§ WRITTEN TASK: Your task is to extract every entry that follows word for word while excluding the pictures.

═════ PROVIDED DATA

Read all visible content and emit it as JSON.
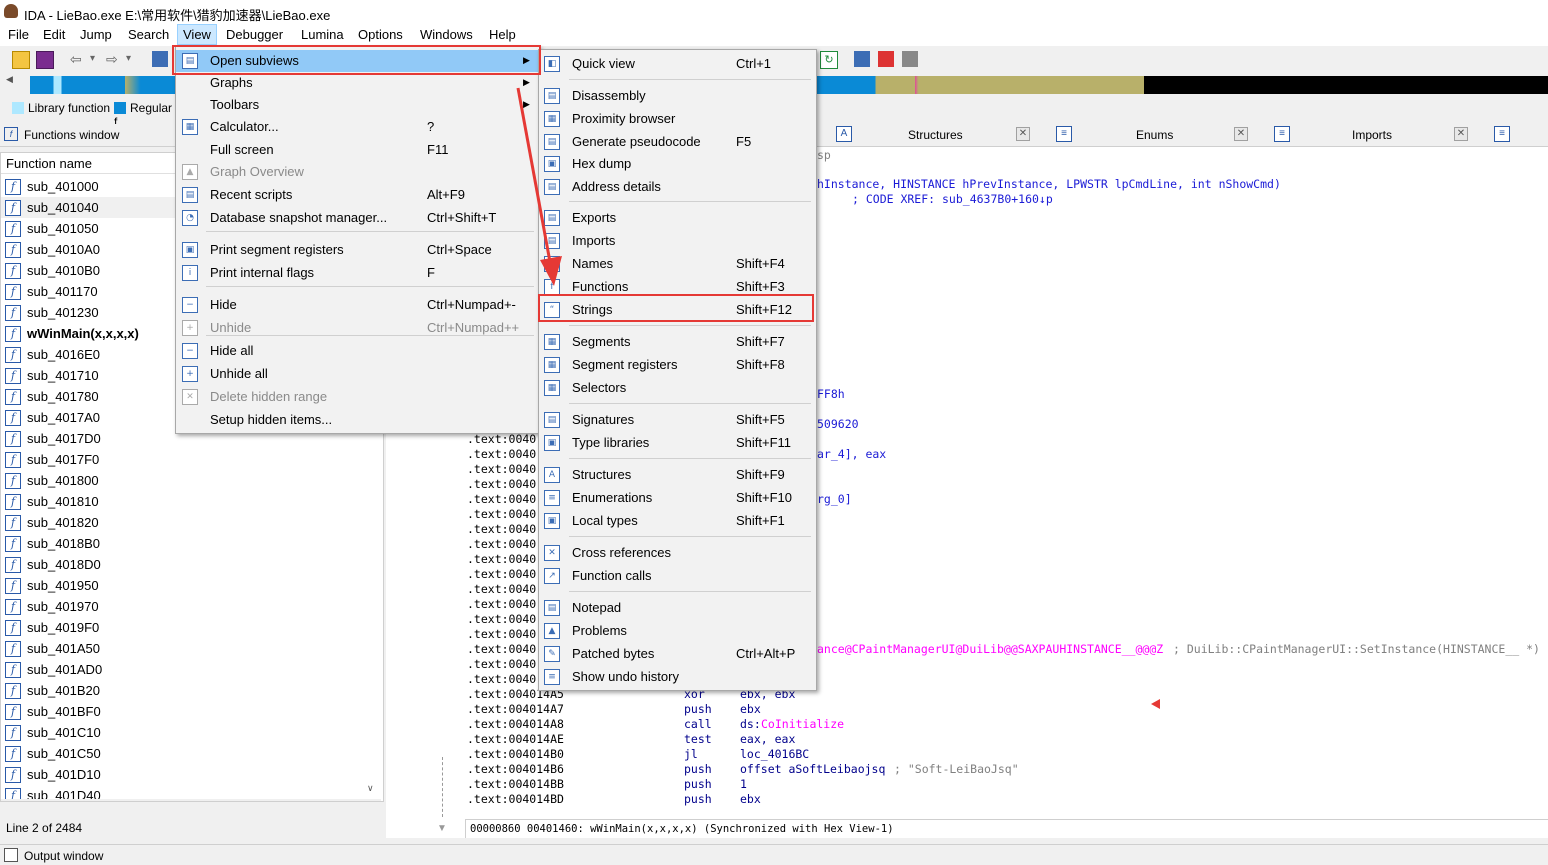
{
  "window": {
    "title": "IDA - LieBao.exe E:\\常用软件\\猎豹加速器\\LieBao.exe"
  },
  "menubar": [
    {
      "label": "File"
    },
    {
      "label": "Edit"
    },
    {
      "label": "Jump"
    },
    {
      "label": "Search"
    },
    {
      "label": "View"
    },
    {
      "label": "Debugger"
    },
    {
      "label": "Lumina"
    },
    {
      "label": "Options"
    },
    {
      "label": "Windows"
    },
    {
      "label": "Help"
    }
  ],
  "legend": {
    "library": "Library function",
    "regular": "Regular f"
  },
  "functions_window": {
    "title": "Functions window",
    "column": "Function name",
    "items": [
      "sub_401000",
      "sub_401040",
      "sub_401050",
      "sub_4010A0",
      "sub_4010B0",
      "sub_401170",
      "sub_401230",
      "wWinMain(x,x,x,x)",
      "sub_4016E0",
      "sub_401710",
      "sub_401780",
      "sub_4017A0",
      "sub_4017D0",
      "sub_4017F0",
      "sub_401800",
      "sub_401810",
      "sub_401820",
      "sub_4018B0",
      "sub_4018D0",
      "sub_401950",
      "sub_401970",
      "sub_4019F0",
      "sub_401A50",
      "sub_401AD0",
      "sub_401B20",
      "sub_401BF0",
      "sub_401C10",
      "sub_401C50",
      "sub_401D10",
      "sub_401D40"
    ],
    "status": "Line 2 of 2484"
  },
  "tabs": [
    {
      "label": "Structures"
    },
    {
      "label": "Enums"
    },
    {
      "label": "Imports"
    }
  ],
  "view_menu": [
    {
      "label": "Open subviews",
      "shortcut": "",
      "icon": "open-subviews-icon",
      "submenu": true
    },
    {
      "label": "Graphs",
      "shortcut": "",
      "submenu": true
    },
    {
      "label": "Toolbars",
      "shortcut": "",
      "submenu": true
    },
    {
      "label": "Calculator...",
      "shortcut": "?",
      "icon": "calculator-icon"
    },
    {
      "label": "Full screen",
      "shortcut": "F11"
    },
    {
      "label": "Graph Overview",
      "shortcut": "",
      "icon": "graph-overview-icon",
      "disabled": true
    },
    {
      "label": "Recent scripts",
      "shortcut": "Alt+F9",
      "icon": "scripts-icon"
    },
    {
      "label": "Database snapshot manager...",
      "shortcut": "Ctrl+Shift+T",
      "icon": "snapshot-icon"
    },
    {
      "label": "Print segment registers",
      "shortcut": "Ctrl+Space",
      "icon": "segment-registers-icon"
    },
    {
      "label": "Print internal flags",
      "shortcut": "F",
      "icon": "info-icon"
    },
    {
      "label": "Hide",
      "shortcut": "Ctrl+Numpad+-",
      "icon": "hide-icon"
    },
    {
      "label": "Unhide",
      "shortcut": "Ctrl+Numpad++",
      "icon": "unhide-icon",
      "disabled": true
    },
    {
      "label": "Hide all",
      "shortcut": "",
      "icon": "hide-all-icon"
    },
    {
      "label": "Unhide all",
      "shortcut": "",
      "icon": "unhide-all-icon"
    },
    {
      "label": "Delete hidden range",
      "shortcut": "",
      "icon": "delete-icon",
      "disabled": true
    },
    {
      "label": "Setup hidden items...",
      "shortcut": ""
    }
  ],
  "subviews_menu": [
    {
      "label": "Quick view",
      "shortcut": "Ctrl+1"
    },
    {
      "label": "Disassembly",
      "shortcut": ""
    },
    {
      "label": "Proximity browser",
      "shortcut": ""
    },
    {
      "label": "Generate pseudocode",
      "shortcut": "F5"
    },
    {
      "label": "Hex dump",
      "shortcut": ""
    },
    {
      "label": "Address details",
      "shortcut": ""
    },
    {
      "label": "Exports",
      "shortcut": ""
    },
    {
      "label": "Imports",
      "shortcut": ""
    },
    {
      "label": "Names",
      "shortcut": "Shift+F4"
    },
    {
      "label": "Functions",
      "shortcut": "Shift+F3"
    },
    {
      "label": "Strings",
      "shortcut": "Shift+F12"
    },
    {
      "label": "Segments",
      "shortcut": "Shift+F7"
    },
    {
      "label": "Segment registers",
      "shortcut": "Shift+F8"
    },
    {
      "label": "Selectors",
      "shortcut": ""
    },
    {
      "label": "Signatures",
      "shortcut": "Shift+F5"
    },
    {
      "label": "Type libraries",
      "shortcut": "Shift+F11"
    },
    {
      "label": "Structures",
      "shortcut": "Shift+F9"
    },
    {
      "label": "Enumerations",
      "shortcut": "Shift+F10"
    },
    {
      "label": "Local types",
      "shortcut": "Shift+F1"
    },
    {
      "label": "Cross references",
      "shortcut": ""
    },
    {
      "label": "Function calls",
      "shortcut": ""
    },
    {
      "label": "Notepad",
      "shortcut": ""
    },
    {
      "label": "Problems",
      "shortcut": ""
    },
    {
      "label": "Patched bytes",
      "shortcut": "Ctrl+Alt+P"
    },
    {
      "label": "Show undo history",
      "shortcut": ""
    }
  ],
  "code": {
    "header_frag": "sp",
    "sig_line": "hInstance, HINSTANCE hPrevInstance, LPWSTR lpCmdLine, int nShowCmd)",
    "xref_line": "; CODE XREF: sub_4637B0+160↓p",
    "frag1": "FF8h",
    "frag2": "509620",
    "frag3": "ar_4], eax",
    "frag4": "rg_0]",
    "call_line": "ance@CPaintManagerUI@DuiLib@@SAXPAUHINSTANCE__@@@Z",
    "call_comment": "; DuiLib::CPaintManagerUI::SetInstance(HINSTANCE__ *)",
    "text_prefix": ".text:0040",
    "lines": [
      {
        "addr": ".text:004014A5",
        "mn": "xor",
        "op": "ebx, ebx"
      },
      {
        "addr": ".text:004014A7",
        "mn": "push",
        "op": "ebx"
      },
      {
        "addr": ".text:004014A8",
        "mn": "call",
        "op": "ds:",
        "op2": "CoInitialize"
      },
      {
        "addr": ".text:004014AE",
        "mn": "test",
        "op": "eax, eax"
      },
      {
        "addr": ".text:004014B0",
        "mn": "jl",
        "op": "loc_4016BC"
      },
      {
        "addr": ".text:004014B6",
        "mn": "push",
        "op": "offset aSoftLeibaojsq",
        "cmt": "; \"Soft-LeiBaoJsq\""
      },
      {
        "addr": ".text:004014BB",
        "mn": "push",
        "op": "1"
      },
      {
        "addr": ".text:004014BD",
        "mn": "push",
        "op": "ebx"
      }
    ],
    "status_bar": "00000860 00401460: wWinMain(x,x,x,x) (Synchronized with Hex View-1)"
  },
  "output_window": "Output window",
  "colors": {
    "selection": "#91c9f7",
    "annotation": "#e53935",
    "library": "#aee8ff",
    "regular": "#0a8ad6"
  }
}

══════════

§ CORRECT RESPONSE:
Read all visible content and emit it as JSON.
{
  "window": {
    "title": "IDA - LieBao.exe E:\\常用软件\\猎豹加速器\\LieBao.exe"
  },
  "menubar": [
    {
      "label": "File"
    },
    {
      "label": "Edit"
    },
    {
      "label": "Jump"
    },
    {
      "label": "Search"
    },
    {
      "label": "View"
    },
    {
      "label": "Debugger"
    },
    {
      "label": "Lumina"
    },
    {
      "label": "Options"
    },
    {
      "label": "Windows"
    },
    {
      "label": "Help"
    }
  ],
  "legend": {
    "library": "Library function",
    "regular": "Regular f"
  },
  "functions_window": {
    "title": "Functions window",
    "column": "Function name",
    "items": [
      "sub_401000",
      "sub_401040",
      "sub_401050",
      "sub_4010A0",
      "sub_4010B0",
      "sub_401170",
      "sub_401230",
      "wWinMain(x,x,x,x)",
      "sub_4016E0",
      "sub_401710",
      "sub_401780",
      "sub_4017A0",
      "sub_4017D0",
      "sub_4017F0",
      "sub_401800",
      "sub_401810",
      "sub_401820",
      "sub_4018B0",
      "sub_4018D0",
      "sub_401950",
      "sub_401970",
      "sub_4019F0",
      "sub_401A50",
      "sub_401AD0",
      "sub_401B20",
      "sub_401BF0",
      "sub_401C10",
      "sub_401C50",
      "sub_401D10",
      "sub_401D40"
    ],
    "status": "Line 2 of 2484"
  },
  "tabs": [
    {
      "label": "Structures"
    },
    {
      "label": "Enums"
    },
    {
      "label": "Imports"
    }
  ],
  "view_menu": [
    {
      "label": "Open subviews",
      "shortcut": "",
      "icon": "open-subviews-icon",
      "submenu": true
    },
    {
      "label": "Graphs",
      "shortcut": "",
      "submenu": true
    },
    {
      "label": "Toolbars",
      "shortcut": "",
      "submenu": true
    },
    {
      "label": "Calculator...",
      "shortcut": "?",
      "icon": "calculator-icon"
    },
    {
      "label": "Full screen",
      "shortcut": "F11"
    },
    {
      "label": "Graph Overview",
      "shortcut": "",
      "icon": "graph-overview-icon",
      "disabled": true
    },
    {
      "label": "Recent scripts",
      "shortcut": "Alt+F9",
      "icon": "scripts-icon"
    },
    {
      "label": "Database snapshot manager...",
      "shortcut": "Ctrl+Shift+T",
      "icon": "snapshot-icon"
    },
    {
      "label": "Print segment registers",
      "shortcut": "Ctrl+Space",
      "icon": "segment-registers-icon"
    },
    {
      "label": "Print internal flags",
      "shortcut": "F",
      "icon": "info-icon"
    },
    {
      "label": "Hide",
      "shortcut": "Ctrl+Numpad+-",
      "icon": "hide-icon"
    },
    {
      "label": "Unhide",
      "shortcut": "Ctrl+Numpad++",
      "icon": "unhide-icon",
      "disabled": true
    },
    {
      "label": "Hide all",
      "shortcut": "",
      "icon": "hide-all-icon"
    },
    {
      "label": "Unhide all",
      "shortcut": "",
      "icon": "unhide-all-icon"
    },
    {
      "label": "Delete hidden range",
      "shortcut": "",
      "icon": "delete-icon",
      "disabled": true
    },
    {
      "label": "Setup hidden items...",
      "shortcut": ""
    }
  ],
  "subviews_menu": [
    {
      "label": "Quick view",
      "shortcut": "Ctrl+1"
    },
    {
      "label": "Disassembly",
      "shortcut": ""
    },
    {
      "label": "Proximity browser",
      "shortcut": ""
    },
    {
      "label": "Generate pseudocode",
      "shortcut": "F5"
    },
    {
      "label": "Hex dump",
      "shortcut": ""
    },
    {
      "label": "Address details",
      "shortcut": ""
    },
    {
      "label": "Exports",
      "shortcut": ""
    },
    {
      "label": "Imports",
      "shortcut": ""
    },
    {
      "label": "Names",
      "shortcut": "Shift+F4"
    },
    {
      "label": "Functions",
      "shortcut": "Shift+F3"
    },
    {
      "label": "Strings",
      "shortcut": "Shift+F12"
    },
    {
      "label": "Segments",
      "shortcut": "Shift+F7"
    },
    {
      "label": "Segment registers",
      "shortcut": "Shift+F8"
    },
    {
      "label": "Selectors",
      "shortcut": ""
    },
    {
      "label": "Signatures",
      "shortcut": "Shift+F5"
    },
    {
      "label": "Type libraries",
      "shortcut": "Shift+F11"
    },
    {
      "label": "Structures",
      "shortcut": "Shift+F9"
    },
    {
      "label": "Enumerations",
      "shortcut": "Shift+F10"
    },
    {
      "label": "Local types",
      "shortcut": "Shift+F1"
    },
    {
      "label": "Cross references",
      "shortcut": ""
    },
    {
      "label": "Function calls",
      "shortcut": ""
    },
    {
      "label": "Notepad",
      "shortcut": ""
    },
    {
      "label": "Problems",
      "shortcut": ""
    },
    {
      "label": "Patched bytes",
      "shortcut": "Ctrl+Alt+P"
    },
    {
      "label": "Show undo history",
      "shortcut": ""
    }
  ],
  "code": {
    "header_frag": "sp",
    "sig_line": "hInstance, HINSTANCE hPrevInstance, LPWSTR lpCmdLine, int nShowCmd)",
    "xref_line": "; CODE XREF: sub_4637B0+160↓p",
    "frag1": "FF8h",
    "frag2": "509620",
    "frag3": "ar_4], eax",
    "frag4": "rg_0]",
    "call_line": "ance@CPaintManagerUI@DuiLib@@SAXPAUHINSTANCE__@@@Z",
    "call_comment": "; DuiLib::CPaintManagerUI::SetInstance(HINSTANCE__ *)",
    "text_prefix": ".text:0040",
    "lines": [
      {
        "addr": ".text:004014A5",
        "mn": "xor",
        "op": "ebx, ebx"
      },
      {
        "addr": ".text:004014A7",
        "mn": "push",
        "op": "ebx"
      },
      {
        "addr": ".text:004014A8",
        "mn": "call",
        "op": "ds:",
        "op2": "CoInitialize"
      },
      {
        "addr": ".text:004014AE",
        "mn": "test",
        "op": "eax, eax"
      },
      {
        "addr": ".text:004014B0",
        "mn": "jl",
        "op": "loc_4016BC"
      },
      {
        "addr": ".text:004014B6",
        "mn": "push",
        "op": "offset aSoftLeibaojsq",
        "cmt": "; \"Soft-LeiBaoJsq\""
      },
      {
        "addr": ".text:004014BB",
        "mn": "push",
        "op": "1"
      },
      {
        "addr": ".text:004014BD",
        "mn": "push",
        "op": "ebx"
      }
    ],
    "status_bar": "00000860 00401460: wWinMain(x,x,x,x) (Synchronized with Hex View-1)"
  },
  "output_window": "Output window",
  "colors": {
    "selection": "#91c9f7",
    "annotation": "#e53935",
    "library": "#aee8ff",
    "regular": "#0a8ad6"
  }
}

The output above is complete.